━━━ Given records
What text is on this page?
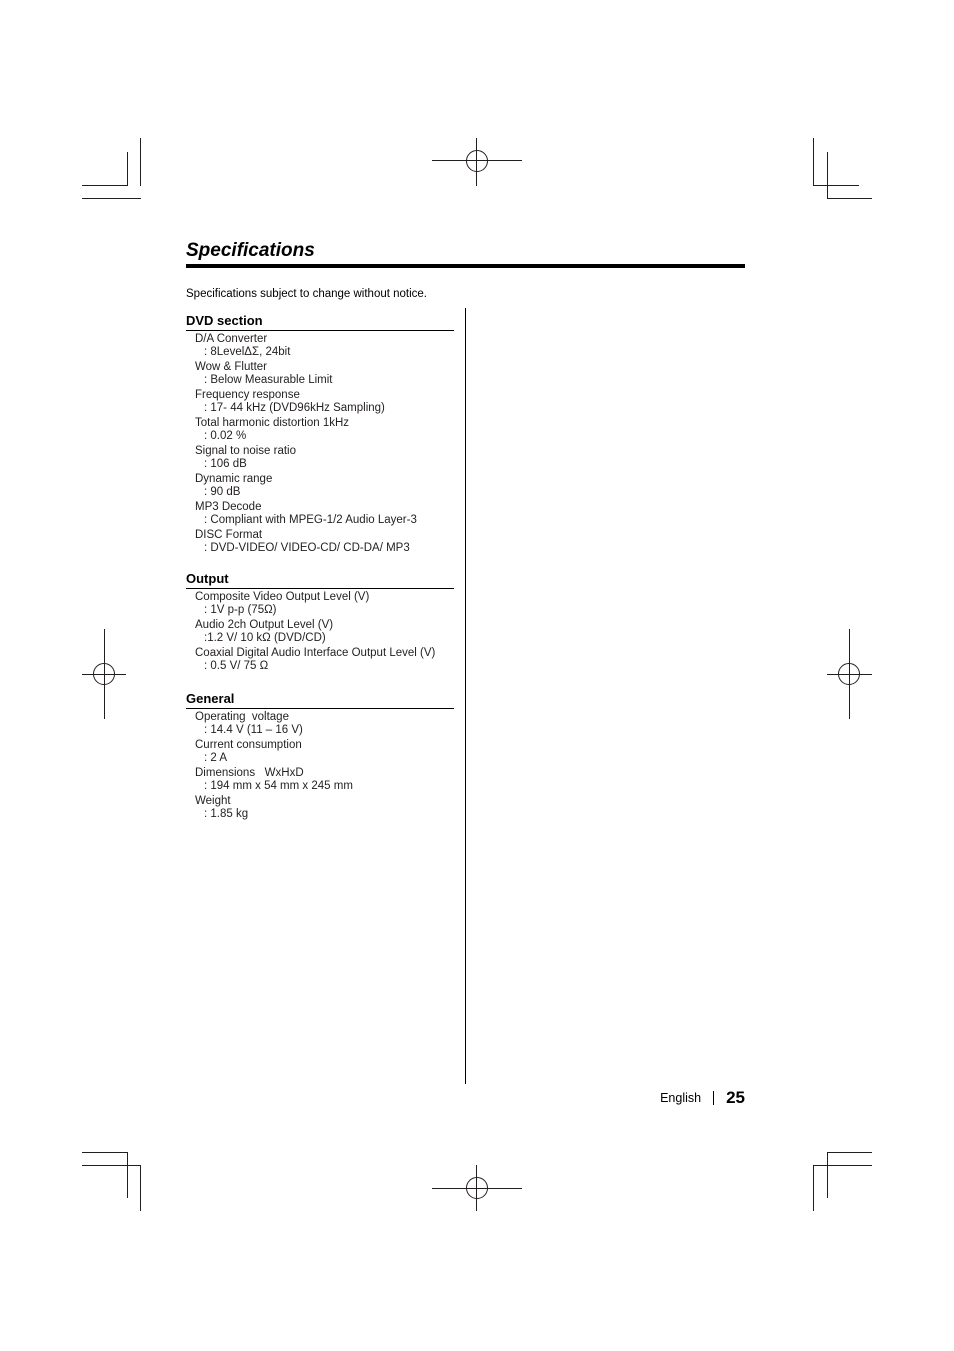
Specifications

Specifications subject to change without notice.

DVD section
D/A Converter
: 8LevelΔΣ, 24bit
Wow & Flutter
: Below Measurable Limit
Frequency response
: 17- 44 kHz (DVD96kHz Sampling)
Total harmonic distortion 1kHz
: 0.02 %
Signal to noise ratio
: 106 dB
Dynamic range
: 90 dB
MP3 Decode
: Compliant with MPEG-1/2 Audio Layer-3
DISC Format
: DVD-VIDEO/ VIDEO-CD/ CD-DA/ MP3
Output
Composite Video Output Level (V)
: 1V p-p (75Ω)
Audio 2ch Output Level (V)
:1.2 V/ 10 kΩ (DVD/CD)
Coaxial Digital Audio Interface Output Level (V)
: 0.5 V/ 75 Ω
General
Operating  voltage
: 14.4 V (11 – 16 V)
Current consumption
: 2 A
Dimensions   WxHxD
: 194 mm x 54 mm x 245 mm
Weight
: 1.85 kg
English 25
━━━━━━
▶ Aim: Without the pictures, return the entries exactly as they appear.

▶ Result of the task:
What text is on this page?
Specifications

Specifications subject to change without notice.

DVD section
D/A Converter
: 8LevelΔΣ, 24bit
Wow & Flutter
: Below Measurable Limit
Frequency response
: 17- 44 kHz (DVD96kHz Sampling)
Total harmonic distortion 1kHz
: 0.02 %
Signal to noise ratio
: 106 dB
Dynamic range
: 90 dB
MP3 Decode
: Compliant with MPEG-1/2 Audio Layer-3
DISC Format
: DVD-VIDEO/ VIDEO-CD/ CD-DA/ MP3
Output
Composite Video Output Level (V)
: 1V p-p (75Ω)
Audio 2ch Output Level (V)
:1.2 V/ 10 kΩ (DVD/CD)
Coaxial Digital Audio Interface Output Level (V)
: 0.5 V/ 75 Ω
General
Operating  voltage
: 14.4 V (11 – 16 V)
Current consumption
: 2 A
Dimensions   WxHxD
: 194 mm x 54 mm x 245 mm
Weight
: 1.85 kg
English 25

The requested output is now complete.